◆ **Your objective**
Repeat every line of the material, character for character.
>> BEGIN Supplied data
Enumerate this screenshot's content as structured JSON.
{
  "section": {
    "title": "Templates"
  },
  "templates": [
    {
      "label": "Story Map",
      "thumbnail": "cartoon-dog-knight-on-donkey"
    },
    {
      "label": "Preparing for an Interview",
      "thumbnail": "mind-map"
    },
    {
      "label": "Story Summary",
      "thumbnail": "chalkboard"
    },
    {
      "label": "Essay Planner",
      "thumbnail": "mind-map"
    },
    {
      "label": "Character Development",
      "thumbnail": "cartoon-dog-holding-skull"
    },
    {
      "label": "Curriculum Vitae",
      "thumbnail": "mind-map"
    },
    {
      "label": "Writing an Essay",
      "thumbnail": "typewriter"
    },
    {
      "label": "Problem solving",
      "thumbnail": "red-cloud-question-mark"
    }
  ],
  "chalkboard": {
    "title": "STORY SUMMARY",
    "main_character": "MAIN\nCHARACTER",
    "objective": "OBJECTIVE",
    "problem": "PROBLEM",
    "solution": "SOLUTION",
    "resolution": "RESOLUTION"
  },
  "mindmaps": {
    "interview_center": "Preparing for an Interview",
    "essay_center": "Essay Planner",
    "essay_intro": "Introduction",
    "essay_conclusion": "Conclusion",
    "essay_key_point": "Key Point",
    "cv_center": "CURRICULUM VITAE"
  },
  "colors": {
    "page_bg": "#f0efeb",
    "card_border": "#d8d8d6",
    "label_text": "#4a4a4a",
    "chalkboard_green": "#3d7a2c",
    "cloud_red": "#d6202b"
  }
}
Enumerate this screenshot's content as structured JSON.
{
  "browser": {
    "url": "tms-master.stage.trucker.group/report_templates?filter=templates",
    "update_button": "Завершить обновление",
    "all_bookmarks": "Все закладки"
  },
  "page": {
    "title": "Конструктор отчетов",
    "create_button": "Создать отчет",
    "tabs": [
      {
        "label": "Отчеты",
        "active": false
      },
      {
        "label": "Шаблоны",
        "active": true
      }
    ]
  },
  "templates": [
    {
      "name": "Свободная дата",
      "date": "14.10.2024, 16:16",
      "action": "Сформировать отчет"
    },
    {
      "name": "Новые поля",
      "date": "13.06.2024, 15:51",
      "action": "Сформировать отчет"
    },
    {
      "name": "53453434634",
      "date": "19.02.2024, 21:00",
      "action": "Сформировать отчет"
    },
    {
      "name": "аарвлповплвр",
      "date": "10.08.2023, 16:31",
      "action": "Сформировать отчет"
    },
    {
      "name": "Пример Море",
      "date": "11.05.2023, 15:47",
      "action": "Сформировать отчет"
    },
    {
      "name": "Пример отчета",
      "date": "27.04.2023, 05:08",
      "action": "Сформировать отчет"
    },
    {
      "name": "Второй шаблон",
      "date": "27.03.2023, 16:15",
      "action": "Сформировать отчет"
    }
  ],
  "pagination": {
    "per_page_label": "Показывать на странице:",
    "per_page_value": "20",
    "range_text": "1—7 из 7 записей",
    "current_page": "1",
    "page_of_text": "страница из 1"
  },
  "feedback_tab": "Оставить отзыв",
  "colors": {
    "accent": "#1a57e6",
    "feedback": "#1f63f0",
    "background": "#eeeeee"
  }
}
>> END Supplied data
◆ **Solution to the problem**
Enumerate this screenshot's content as structured JSON.
{
  "section": {
    "title": "Templates"
  },
  "templates": [
    {
      "label": "Story Map",
      "thumbnail": "cartoon-dog-knight-on-donkey"
    },
    {
      "label": "Preparing for an Interview",
      "thumbnail": "mind-map"
    },
    {
      "label": "Story Summary",
      "thumbnail": "chalkboard"
    },
    {
      "label": "Essay Planner",
      "thumbnail": "mind-map"
    },
    {
      "label": "Character Development",
      "thumbnail": "cartoon-dog-holding-skull"
    },
    {
      "label": "Curriculum Vitae",
      "thumbnail": "mind-map"
    },
    {
      "label": "Writing an Essay",
      "thumbnail": "typewriter"
    },
    {
      "label": "Problem solving",
      "thumbnail": "red-cloud-question-mark"
    }
  ],
  "chalkboard": {
    "title": "STORY SUMMARY",
    "main_character": "MAIN\nCHARACTER",
    "objective": "OBJECTIVE",
    "problem": "PROBLEM",
    "solution": "SOLUTION",
    "resolution": "RESOLUTION"
  },
  "mindmaps": {
    "interview_center": "Preparing for an Interview",
    "essay_center": "Essay Planner",
    "essay_intro": "Introduction",
    "essay_conclusion": "Conclusion",
    "essay_key_point": "Key Point",
    "cv_center": "CURRICULUM VITAE"
  },
  "colors": {
    "page_bg": "#f0efeb",
    "card_border": "#d8d8d6",
    "label_text": "#4a4a4a",
    "chalkboard_green": "#3d7a2c",
    "cloud_red": "#d6202b"
  }
}
Enumerate this screenshot's content as structured JSON.
{
  "browser": {
    "url": "tms-master.stage.trucker.group/report_templates?filter=templates",
    "update_button": "Завершить обновление",
    "all_bookmarks": "Все закладки"
  },
  "page": {
    "title": "Конструктор отчетов",
    "create_button": "Создать отчет",
    "tabs": [
      {
        "label": "Отчеты",
        "active": false
      },
      {
        "label": "Шаблоны",
        "active": true
      }
    ]
  },
  "templates": [
    {
      "name": "Свободная дата",
      "date": "14.10.2024, 16:16",
      "action": "Сформировать отчет"
    },
    {
      "name": "Новые поля",
      "date": "13.06.2024, 15:51",
      "action": "Сформировать отчет"
    },
    {
      "name": "53453434634",
      "date": "19.02.2024, 21:00",
      "action": "Сформировать отчет"
    },
    {
      "name": "аарвлповплвр",
      "date": "10.08.2023, 16:31",
      "action": "Сформировать отчет"
    },
    {
      "name": "Пример Море",
      "date": "11.05.2023, 15:47",
      "action": "Сформировать отчет"
    },
    {
      "name": "Пример отчета",
      "date": "27.04.2023, 05:08",
      "action": "Сформировать отчет"
    },
    {
      "name": "Второй шаблон",
      "date": "27.03.2023, 16:15",
      "action": "Сформировать отчет"
    }
  ],
  "pagination": {
    "per_page_label": "Показывать на странице:",
    "per_page_value": "20",
    "range_text": "1—7 из 7 записей",
    "current_page": "1",
    "page_of_text": "страница из 1"
  },
  "feedback_tab": "Оставить отзыв",
  "colors": {
    "accent": "#1a57e6",
    "feedback": "#1f63f0",
    "background": "#eeeeee"
  }
}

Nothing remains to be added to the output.